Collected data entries
——————
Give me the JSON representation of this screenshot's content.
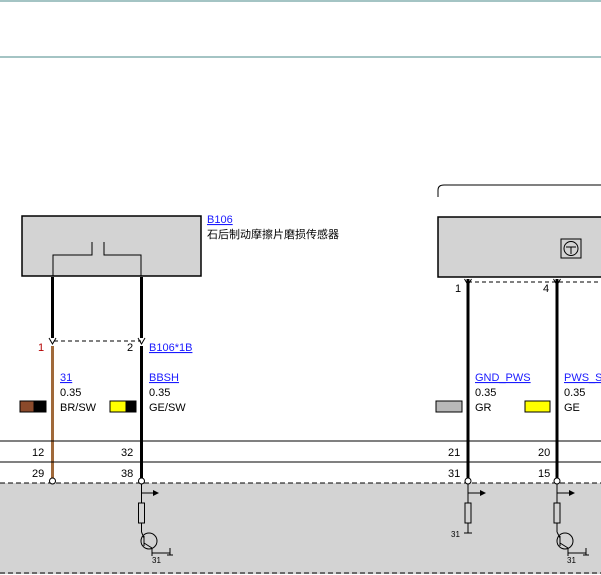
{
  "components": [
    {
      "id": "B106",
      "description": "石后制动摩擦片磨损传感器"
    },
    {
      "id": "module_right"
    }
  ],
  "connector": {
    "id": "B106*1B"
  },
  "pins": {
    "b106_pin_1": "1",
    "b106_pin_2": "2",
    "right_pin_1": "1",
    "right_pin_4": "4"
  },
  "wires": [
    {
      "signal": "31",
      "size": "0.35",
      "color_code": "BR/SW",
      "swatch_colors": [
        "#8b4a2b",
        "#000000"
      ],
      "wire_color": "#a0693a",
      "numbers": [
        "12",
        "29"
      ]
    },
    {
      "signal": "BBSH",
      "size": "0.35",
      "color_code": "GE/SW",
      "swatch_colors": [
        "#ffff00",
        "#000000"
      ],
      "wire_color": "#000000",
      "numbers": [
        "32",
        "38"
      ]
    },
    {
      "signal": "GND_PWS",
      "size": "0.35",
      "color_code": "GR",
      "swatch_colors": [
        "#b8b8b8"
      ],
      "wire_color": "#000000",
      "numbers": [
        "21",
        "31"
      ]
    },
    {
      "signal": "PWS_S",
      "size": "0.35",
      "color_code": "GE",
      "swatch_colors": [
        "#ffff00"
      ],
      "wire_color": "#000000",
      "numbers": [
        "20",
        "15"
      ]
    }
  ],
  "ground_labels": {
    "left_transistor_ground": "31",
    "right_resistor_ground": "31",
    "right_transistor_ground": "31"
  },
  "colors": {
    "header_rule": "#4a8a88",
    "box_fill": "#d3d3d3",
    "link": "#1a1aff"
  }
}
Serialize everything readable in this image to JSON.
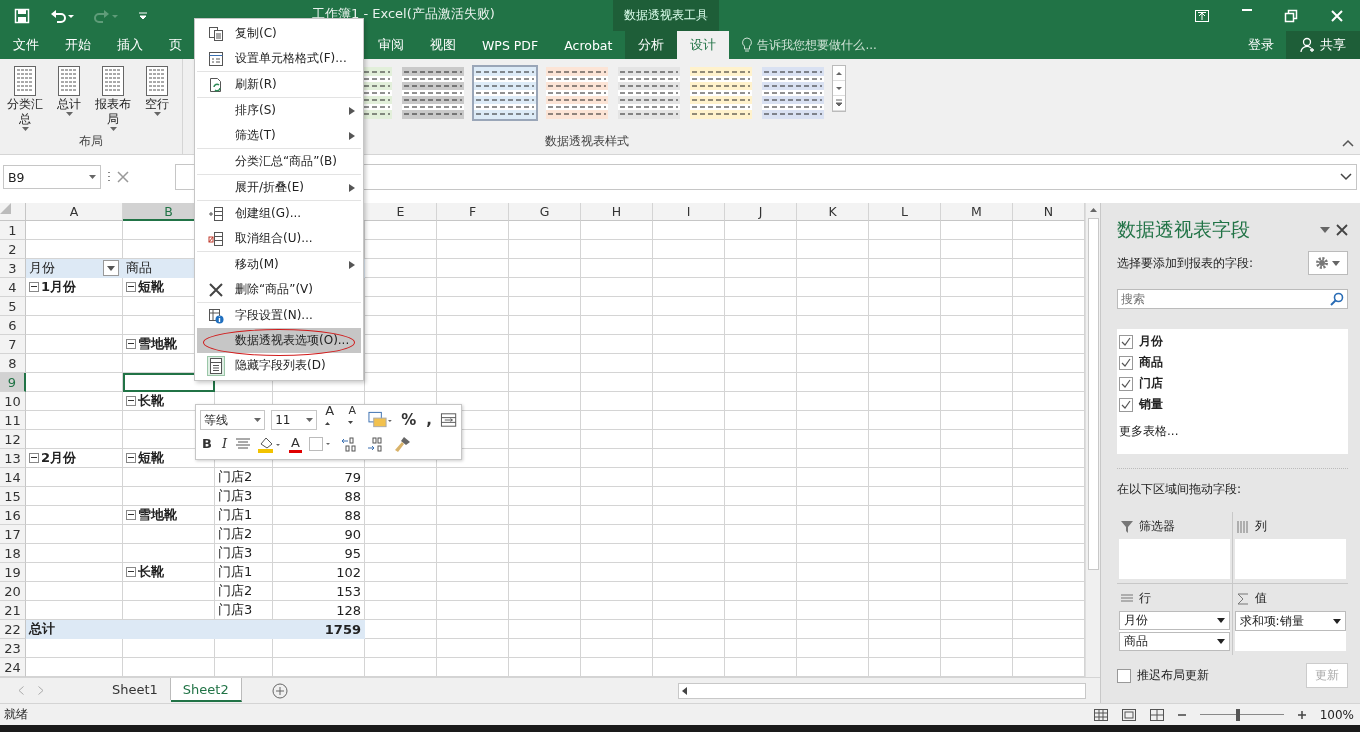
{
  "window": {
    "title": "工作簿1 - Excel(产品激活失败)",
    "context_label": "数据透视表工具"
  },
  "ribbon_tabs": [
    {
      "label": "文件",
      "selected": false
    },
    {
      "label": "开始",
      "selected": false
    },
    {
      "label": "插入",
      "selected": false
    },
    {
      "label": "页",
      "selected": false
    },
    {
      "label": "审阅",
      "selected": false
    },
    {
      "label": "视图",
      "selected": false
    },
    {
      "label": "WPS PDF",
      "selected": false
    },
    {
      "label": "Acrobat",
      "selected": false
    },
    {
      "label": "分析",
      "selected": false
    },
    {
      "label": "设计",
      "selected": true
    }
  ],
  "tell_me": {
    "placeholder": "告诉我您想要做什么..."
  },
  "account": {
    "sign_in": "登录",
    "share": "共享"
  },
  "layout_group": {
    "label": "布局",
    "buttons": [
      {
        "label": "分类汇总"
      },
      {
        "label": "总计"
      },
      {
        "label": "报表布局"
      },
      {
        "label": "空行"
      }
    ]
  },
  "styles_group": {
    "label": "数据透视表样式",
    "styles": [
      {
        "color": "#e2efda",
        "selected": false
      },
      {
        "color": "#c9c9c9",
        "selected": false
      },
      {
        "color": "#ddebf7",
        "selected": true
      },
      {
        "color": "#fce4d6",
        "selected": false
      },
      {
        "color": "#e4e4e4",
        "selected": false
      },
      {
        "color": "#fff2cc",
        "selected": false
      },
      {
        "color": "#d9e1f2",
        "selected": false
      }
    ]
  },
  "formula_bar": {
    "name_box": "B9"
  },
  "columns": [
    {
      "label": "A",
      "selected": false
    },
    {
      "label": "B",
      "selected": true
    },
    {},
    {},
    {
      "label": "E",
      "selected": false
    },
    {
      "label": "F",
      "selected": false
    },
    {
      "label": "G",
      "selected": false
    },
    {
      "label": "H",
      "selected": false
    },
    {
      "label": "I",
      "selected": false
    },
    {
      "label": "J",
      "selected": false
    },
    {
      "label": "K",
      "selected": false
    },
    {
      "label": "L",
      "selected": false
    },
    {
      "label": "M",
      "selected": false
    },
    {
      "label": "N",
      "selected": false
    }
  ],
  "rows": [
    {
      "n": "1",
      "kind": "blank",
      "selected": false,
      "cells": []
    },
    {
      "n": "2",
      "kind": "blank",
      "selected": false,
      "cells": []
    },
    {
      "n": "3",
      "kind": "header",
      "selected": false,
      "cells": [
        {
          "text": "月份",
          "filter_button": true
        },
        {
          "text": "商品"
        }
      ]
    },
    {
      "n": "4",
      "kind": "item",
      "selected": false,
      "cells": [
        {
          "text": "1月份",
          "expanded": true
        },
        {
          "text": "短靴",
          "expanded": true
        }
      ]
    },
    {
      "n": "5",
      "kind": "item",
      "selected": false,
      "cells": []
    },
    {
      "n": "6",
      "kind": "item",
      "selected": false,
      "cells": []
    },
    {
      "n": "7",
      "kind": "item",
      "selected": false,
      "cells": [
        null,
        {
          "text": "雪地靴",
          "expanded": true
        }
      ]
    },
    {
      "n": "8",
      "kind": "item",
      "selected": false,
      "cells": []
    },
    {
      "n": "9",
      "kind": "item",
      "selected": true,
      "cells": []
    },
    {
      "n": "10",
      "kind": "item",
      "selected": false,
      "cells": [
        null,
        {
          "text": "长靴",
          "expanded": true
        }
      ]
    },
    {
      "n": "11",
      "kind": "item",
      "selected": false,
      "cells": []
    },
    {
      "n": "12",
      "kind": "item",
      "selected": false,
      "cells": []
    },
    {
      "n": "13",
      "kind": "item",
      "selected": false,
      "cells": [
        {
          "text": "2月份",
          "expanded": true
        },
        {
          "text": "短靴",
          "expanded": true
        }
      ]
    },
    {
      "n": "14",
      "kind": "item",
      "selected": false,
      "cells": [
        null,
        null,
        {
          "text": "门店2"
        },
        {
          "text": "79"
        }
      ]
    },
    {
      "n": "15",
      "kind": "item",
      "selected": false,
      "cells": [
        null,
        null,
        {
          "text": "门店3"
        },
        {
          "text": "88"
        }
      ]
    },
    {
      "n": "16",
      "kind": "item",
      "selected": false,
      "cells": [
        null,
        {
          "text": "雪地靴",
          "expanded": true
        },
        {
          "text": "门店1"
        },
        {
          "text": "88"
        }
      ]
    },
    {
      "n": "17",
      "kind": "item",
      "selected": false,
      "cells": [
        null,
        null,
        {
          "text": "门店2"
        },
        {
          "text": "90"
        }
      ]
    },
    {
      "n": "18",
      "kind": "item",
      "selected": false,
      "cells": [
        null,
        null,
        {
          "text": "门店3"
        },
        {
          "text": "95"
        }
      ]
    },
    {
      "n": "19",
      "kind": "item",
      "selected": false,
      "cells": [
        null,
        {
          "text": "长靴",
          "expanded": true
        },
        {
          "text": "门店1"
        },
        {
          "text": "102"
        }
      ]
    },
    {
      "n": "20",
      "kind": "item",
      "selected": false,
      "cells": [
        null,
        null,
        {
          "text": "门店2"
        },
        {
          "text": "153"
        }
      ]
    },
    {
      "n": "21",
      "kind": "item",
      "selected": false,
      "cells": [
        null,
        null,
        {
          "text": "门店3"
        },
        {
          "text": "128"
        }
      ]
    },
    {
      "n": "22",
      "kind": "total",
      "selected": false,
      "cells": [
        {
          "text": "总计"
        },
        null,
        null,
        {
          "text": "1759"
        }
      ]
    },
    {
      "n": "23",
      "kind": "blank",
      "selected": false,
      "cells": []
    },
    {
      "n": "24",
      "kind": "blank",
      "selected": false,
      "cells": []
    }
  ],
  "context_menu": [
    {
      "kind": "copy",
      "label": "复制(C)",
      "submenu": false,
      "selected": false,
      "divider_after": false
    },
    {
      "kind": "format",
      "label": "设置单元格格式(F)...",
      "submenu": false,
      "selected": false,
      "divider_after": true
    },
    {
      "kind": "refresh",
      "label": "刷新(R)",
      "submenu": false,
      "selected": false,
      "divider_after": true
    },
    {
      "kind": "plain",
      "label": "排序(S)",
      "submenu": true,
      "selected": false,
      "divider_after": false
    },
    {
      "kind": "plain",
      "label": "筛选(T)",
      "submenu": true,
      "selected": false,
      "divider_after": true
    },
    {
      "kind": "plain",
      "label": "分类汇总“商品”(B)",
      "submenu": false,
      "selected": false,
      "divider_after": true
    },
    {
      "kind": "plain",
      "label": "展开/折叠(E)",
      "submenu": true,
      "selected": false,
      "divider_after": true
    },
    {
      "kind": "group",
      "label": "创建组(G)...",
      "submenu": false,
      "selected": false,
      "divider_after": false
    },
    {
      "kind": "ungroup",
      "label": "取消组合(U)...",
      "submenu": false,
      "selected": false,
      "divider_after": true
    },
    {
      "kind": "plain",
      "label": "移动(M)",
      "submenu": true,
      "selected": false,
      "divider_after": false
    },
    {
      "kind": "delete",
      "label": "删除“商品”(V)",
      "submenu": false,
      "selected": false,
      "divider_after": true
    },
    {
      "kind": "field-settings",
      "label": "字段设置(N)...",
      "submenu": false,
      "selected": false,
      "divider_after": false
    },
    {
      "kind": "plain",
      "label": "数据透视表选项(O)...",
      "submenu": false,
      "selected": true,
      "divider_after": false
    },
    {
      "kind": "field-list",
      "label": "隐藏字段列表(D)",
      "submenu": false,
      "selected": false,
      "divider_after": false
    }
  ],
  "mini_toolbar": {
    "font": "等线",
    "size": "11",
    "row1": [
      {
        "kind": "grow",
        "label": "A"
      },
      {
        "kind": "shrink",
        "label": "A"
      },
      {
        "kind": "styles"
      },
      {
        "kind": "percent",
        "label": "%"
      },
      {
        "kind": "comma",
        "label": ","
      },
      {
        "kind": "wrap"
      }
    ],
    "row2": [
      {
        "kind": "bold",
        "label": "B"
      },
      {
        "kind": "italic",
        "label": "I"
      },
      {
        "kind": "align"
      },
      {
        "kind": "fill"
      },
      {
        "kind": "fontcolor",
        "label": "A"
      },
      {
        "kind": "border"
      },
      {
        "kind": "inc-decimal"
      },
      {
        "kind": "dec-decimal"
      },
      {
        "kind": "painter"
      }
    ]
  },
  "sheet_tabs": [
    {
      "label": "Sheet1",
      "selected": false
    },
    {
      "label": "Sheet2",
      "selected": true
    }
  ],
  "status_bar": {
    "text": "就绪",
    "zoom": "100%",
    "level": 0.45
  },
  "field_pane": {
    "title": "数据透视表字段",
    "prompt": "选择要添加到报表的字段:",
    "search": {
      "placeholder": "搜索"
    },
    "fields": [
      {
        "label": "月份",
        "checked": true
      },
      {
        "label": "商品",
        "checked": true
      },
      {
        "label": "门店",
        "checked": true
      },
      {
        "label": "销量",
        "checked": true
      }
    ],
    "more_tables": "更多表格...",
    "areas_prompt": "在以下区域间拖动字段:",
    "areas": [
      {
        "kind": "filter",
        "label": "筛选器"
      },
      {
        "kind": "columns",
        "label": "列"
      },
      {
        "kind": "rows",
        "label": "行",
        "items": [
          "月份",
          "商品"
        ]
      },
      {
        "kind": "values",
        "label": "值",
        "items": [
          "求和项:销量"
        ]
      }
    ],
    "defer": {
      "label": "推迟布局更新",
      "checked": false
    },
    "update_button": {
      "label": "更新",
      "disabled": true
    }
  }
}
——————
What to do:
Determine how many lines in the records contain "JSON", and reply with the number only.

Solution to this task:
2